- [Extracted records]:
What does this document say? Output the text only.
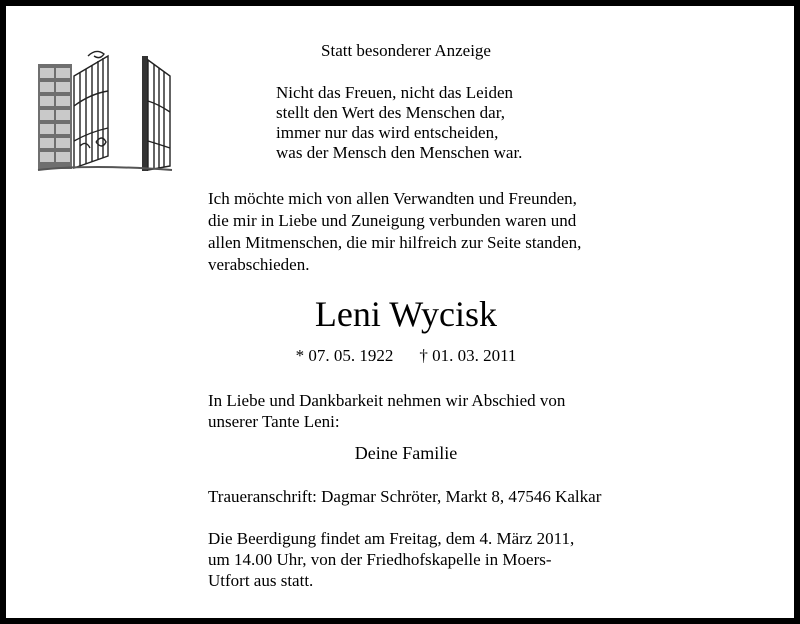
Statt besonderer Anzeige
Nicht das Freuen, nicht das Leiden
stellt den Wert des Menschen dar,
immer nur das wird entscheiden,
was der Mensch den Menschen war.
Ich möchte mich von allen Verwandten und Freunden,
die mir in Liebe und Zuneigung verbunden waren und
allen Mitmenschen, die mir hilfreich zur Seite standen,
verabschieden.
Leni Wycisk
* 07. 05. 1922 † 01. 03. 2011
In Liebe und Dankbarkeit nehmen wir Abschied von
unserer Tante Leni:
Deine Familie
Traueranschrift: Dagmar Schröter, Markt 8, 47546 Kalkar
Die Beerdigung findet am Freitag, dem 4. März 2011,
um 14.00 Uhr, von der Friedhofskapelle in Moers-
Utfort aus statt.
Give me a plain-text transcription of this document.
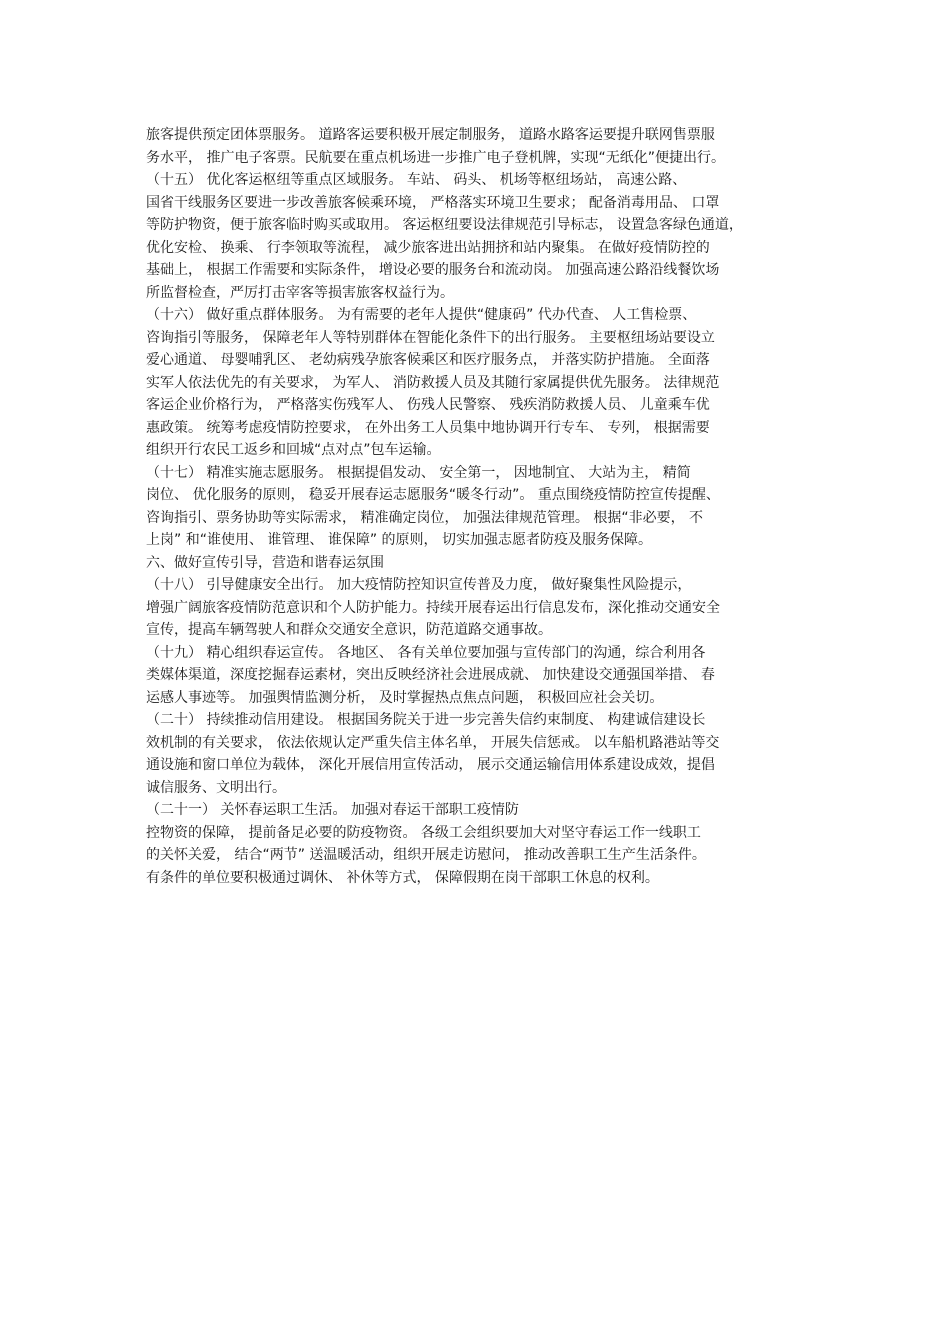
旅客提供预定团体票服务。 道路客运要积极开展定制服务， 道路水路客运要提升联网售票服
务水平， 推广电子客票。民航要在重点机场进一步推广电子登机牌，实现“无纸化”便捷出行。
（十五） 优化客运枢纽等重点区域服务。 车站、 码头、 机场等枢纽场站， 高速公路、
国省干线服务区要进一步改善旅客候乘环境， 严格落实环境卫生要求； 配备消毒用品、 口罩
等防护物资，便于旅客临时购买或取用。 客运枢纽要设法律规范引导标志， 设置急客绿色通道，
优化安检、 换乘、 行李领取等流程， 减少旅客进出站拥挤和站内聚集。 在做好疫情防控的
基础上， 根据工作需要和实际条件， 增设必要的服务台和流动岗。 加强高速公路沿线餐饮场
所监督检查，严厉打击宰客等损害旅客权益行为。
（十六） 做好重点群体服务。 为有需要的老年人提供“健康码” 代办代查、 人工售检票、
咨询指引等服务， 保障老年人等特别群体在智能化条件下的出行服务。 主要枢纽场站要设立
爱心通道、 母婴哺乳区、 老幼病残孕旅客候乘区和医疗服务点， 并落实防护措施。 全面落
实军人依法优先的有关要求， 为军人、 消防救援人员及其随行家属提供优先服务。 法律规范
客运企业价格行为， 严格落实伤残军人、 伤残人民警察、 残疾消防救援人员、 儿童乘车优
惠政策。 统筹考虑疫情防控要求， 在外出务工人员集中地协调开行专车、 专列， 根据需要
组织开行农民工返乡和回城“点对点”包车运输。
（十七） 精准实施志愿服务。 根据提倡发动、 安全第一， 因地制宜、 大站为主， 精简
岗位、 优化服务的原则， 稳妥开展春运志愿服务“暖冬行动”。 重点围绕疫情防控宣传提醒、
咨询指引、票务协助等实际需求， 精准确定岗位， 加强法律规范管理。 根据“非必要， 不
上岗” 和“谁使用、 谁管理、 谁保障” 的原则， 切实加强志愿者防疫及服务保障。
六、做好宣传引导，营造和谐春运氛围
（十八） 引导健康安全出行。 加大疫情防控知识宣传普及力度， 做好聚集性风险提示，
增强广阔旅客疫情防范意识和个人防护能力。持续开展春运出行信息发布，深化推动交通安全
宣传，提高车辆驾驶人和群众交通安全意识，防范道路交通事故。
（十九） 精心组织春运宣传。 各地区、 各有关单位要加强与宣传部门的沟通，综合利用各
类媒体渠道，深度挖掘春运素材，突出反映经济社会进展成就、 加快建设交通强国举措、 春
运感人事迹等。 加强舆情监测分析， 及时掌握热点焦点问题， 积极回应社会关切。
（二十） 持续推动信用建设。 根据国务院关于进一步完善失信约束制度、 构建诚信建设长
效机制的有关要求， 依法依规认定严重失信主体名单， 开展失信惩戒。 以车船机路港站等交
通设施和窗口单位为载体， 深化开展信用宣传活动， 展示交通运输信用体系建设成效，提倡
诚信服务、文明出行。
（二十一） 关怀春运职工生活。 加强对春运干部职工疫情防
控物资的保障， 提前备足必要的防疫物资。 各级工会组织要加大对坚守春运工作一线职工
的关怀关爱， 结合“两节” 送温暖活动，组织开展走访慰问， 推动改善职工生产生活条件。
有条件的单位要积极通过调休、 补休等方式， 保障假期在岗干部职工休息的权利。
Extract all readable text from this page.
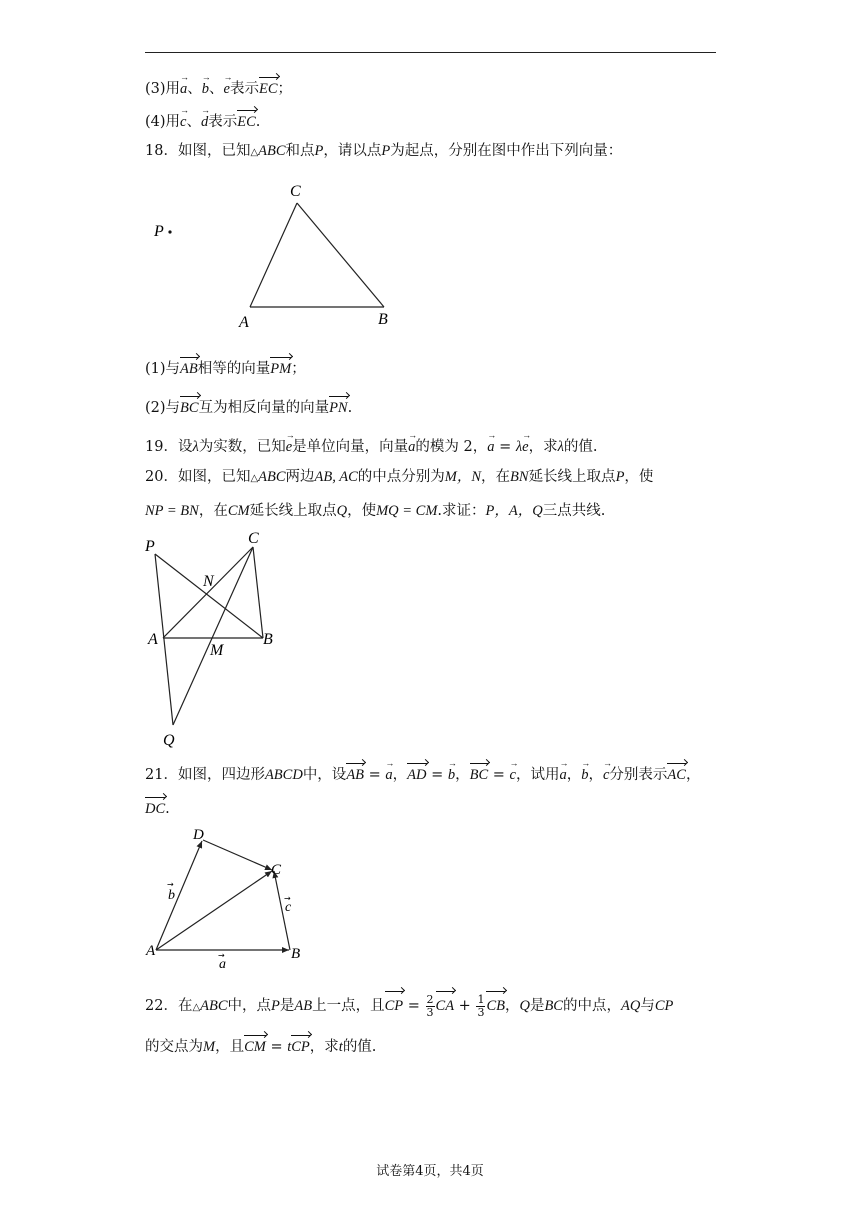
(3)用→ a、→ b、→ e表示EC；
(4)用→ c、→ d表示EC.
18．如图，已知△ABC和点P，请以点P为起点，分别在图中作出下列向量：
C
A	B
P
(1)与AB相等的向量PM；
(2)与BC互为相反向量的向量PN.
19．设λ为实数，已知→ e是单位向量，向量→ a的模为 2，→ a = λ→ e，求λ的值.
20．如图，已知△ABC两边AB, AC的中点分别为M，N，在BN延长线上取点P，使
NP = BN，在CM延长线上取点Q，使MQ = CM.求证：P，A，Q三点共线.
P	C
N
A	B
M
Q
21．如图，四边形ABCD中，设AB = → a，AD = → b，BC = → c，试用→ a，→ b，→ c分别表示AC，
DC.
D
C
A	B
b
→
c
→
a
→
22．在△ABC中，点P是AB上一点，且CP = $\frac{2}{3}$ CA + $\frac{1}{3}$ CB，Q是BC的中点，AQ与CP
的交点为M，且CM = tCP，求t的值.
试卷第4页，共4页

- [DO THIS]: Above are records to transcribe exactly; leave their pictures out.

- [PROBLEM SOLUTION]:
What does this document say? Output the text only.
Statt besonderer Anzeige
Nicht das Freuen, nicht das Leiden
stellt den Wert des Menschen dar,
immer nur das wird entscheiden,
was der Mensch den Menschen war.
Ich möchte mich von allen Verwandten und Freunden,
die mir in Liebe und Zuneigung verbunden waren und
allen Mitmenschen, die mir hilfreich zur Seite standen,
verabschieden.
Leni Wycisk
* 07. 05. 1922 † 01. 03. 2011
In Liebe und Dankbarkeit nehmen wir Abschied von
unserer Tante Leni:
Deine Familie
Traueranschrift: Dagmar Schröter, Markt 8, 47546 Kalkar
Die Beerdigung findet am Freitag, dem 4. März 2011,
um 14.00 Uhr, von der Friedhofskapelle in Moers-
Utfort aus statt.
Give me a plain-text transcription of this document.
旅客提供预定团体票服务。 道路客运要积极开展定制服务， 道路水路客运要提升联网售票服
务水平， 推广电子客票。民航要在重点机场进一步推广电子登机牌，实现“无纸化”便捷出行。
（十五） 优化客运枢纽等重点区域服务。 车站、 码头、 机场等枢纽场站， 高速公路、
国省干线服务区要进一步改善旅客候乘环境， 严格落实环境卫生要求； 配备消毒用品、 口罩
等防护物资，便于旅客临时购买或取用。 客运枢纽要设法律规范引导标志， 设置急客绿色通道，
优化安检、 换乘、 行李领取等流程， 减少旅客进出站拥挤和站内聚集。 在做好疫情防控的
基础上， 根据工作需要和实际条件， 增设必要的服务台和流动岗。 加强高速公路沿线餐饮场
所监督检查，严厉打击宰客等损害旅客权益行为。
（十六） 做好重点群体服务。 为有需要的老年人提供“健康码” 代办代查、 人工售检票、
咨询指引等服务， 保障老年人等特别群体在智能化条件下的出行服务。 主要枢纽场站要设立
爱心通道、 母婴哺乳区、 老幼病残孕旅客候乘区和医疗服务点， 并落实防护措施。 全面落
实军人依法优先的有关要求， 为军人、 消防救援人员及其随行家属提供优先服务。 法律规范
客运企业价格行为， 严格落实伤残军人、 伤残人民警察、 残疾消防救援人员、 儿童乘车优
惠政策。 统筹考虑疫情防控要求， 在外出务工人员集中地协调开行专车、 专列， 根据需要
组织开行农民工返乡和回城“点对点”包车运输。
（十七） 精准实施志愿服务。 根据提倡发动、 安全第一， 因地制宜、 大站为主， 精简
岗位、 优化服务的原则， 稳妥开展春运志愿服务“暖冬行动”。 重点围绕疫情防控宣传提醒、
咨询指引、票务协助等实际需求， 精准确定岗位， 加强法律规范管理。 根据“非必要， 不
上岗” 和“谁使用、 谁管理、 谁保障” 的原则， 切实加强志愿者防疫及服务保障。
六、做好宣传引导，营造和谐春运氛围
（十八） 引导健康安全出行。 加大疫情防控知识宣传普及力度， 做好聚集性风险提示，
增强广阔旅客疫情防范意识和个人防护能力。持续开展春运出行信息发布，深化推动交通安全
宣传，提高车辆驾驶人和群众交通安全意识，防范道路交通事故。
（十九） 精心组织春运宣传。 各地区、 各有关单位要加强与宣传部门的沟通，综合利用各
类媒体渠道，深度挖掘春运素材，突出反映经济社会进展成就、 加快建设交通强国举措、 春
运感人事迹等。 加强舆情监测分析， 及时掌握热点焦点问题， 积极回应社会关切。
（二十） 持续推动信用建设。 根据国务院关于进一步完善失信约束制度、 构建诚信建设长
效机制的有关要求， 依法依规认定严重失信主体名单， 开展失信惩戒。 以车船机路港站等交
通设施和窗口单位为载体， 深化开展信用宣传活动， 展示交通运输信用体系建设成效，提倡
诚信服务、文明出行。
（二十一） 关怀春运职工生活。 加强对春运干部职工疫情防
控物资的保障， 提前备足必要的防疫物资。 各级工会组织要加大对坚守春运工作一线职工
的关怀关爱， 结合“两节” 送温暖活动，组织开展走访慰问， 推动改善职工生产生活条件。
有条件的单位要积极通过调休、 补休等方式， 保障假期在岗干部职工休息的权利。
Extract all readable text from this page.
(3)用→ a、→ b、→ e表示EC；
(4)用→ c、→ d表示EC.
18．如图，已知△ABC和点P，请以点P为起点，分别在图中作出下列向量：
C
A	B
P
(1)与AB相等的向量PM；
(2)与BC互为相反向量的向量PN.
19．设λ为实数，已知→ e是单位向量，向量→ a的模为 2，→ a = λ→ e，求λ的值.
20．如图，已知△ABC两边AB, AC的中点分别为M，N，在BN延长线上取点P，使
NP = BN，在CM延长线上取点Q，使MQ = CM.求证：P，A，Q三点共线.
P	C
N
A	B
M
Q
21．如图，四边形ABCD中，设AB = → a，AD = → b，BC = → c，试用→ a，→ b，→ c分别表示AC，
DC.
D
C
A	B
b
→
c
→
a
→
22．在△ABC中，点P是AB上一点，且CP = $\frac{2}{3}$ CA + $\frac{1}{3}$ CB，Q是BC的中点，AQ与CP
的交点为M，且CM = tCP，求t的值.
试卷第4页，共4页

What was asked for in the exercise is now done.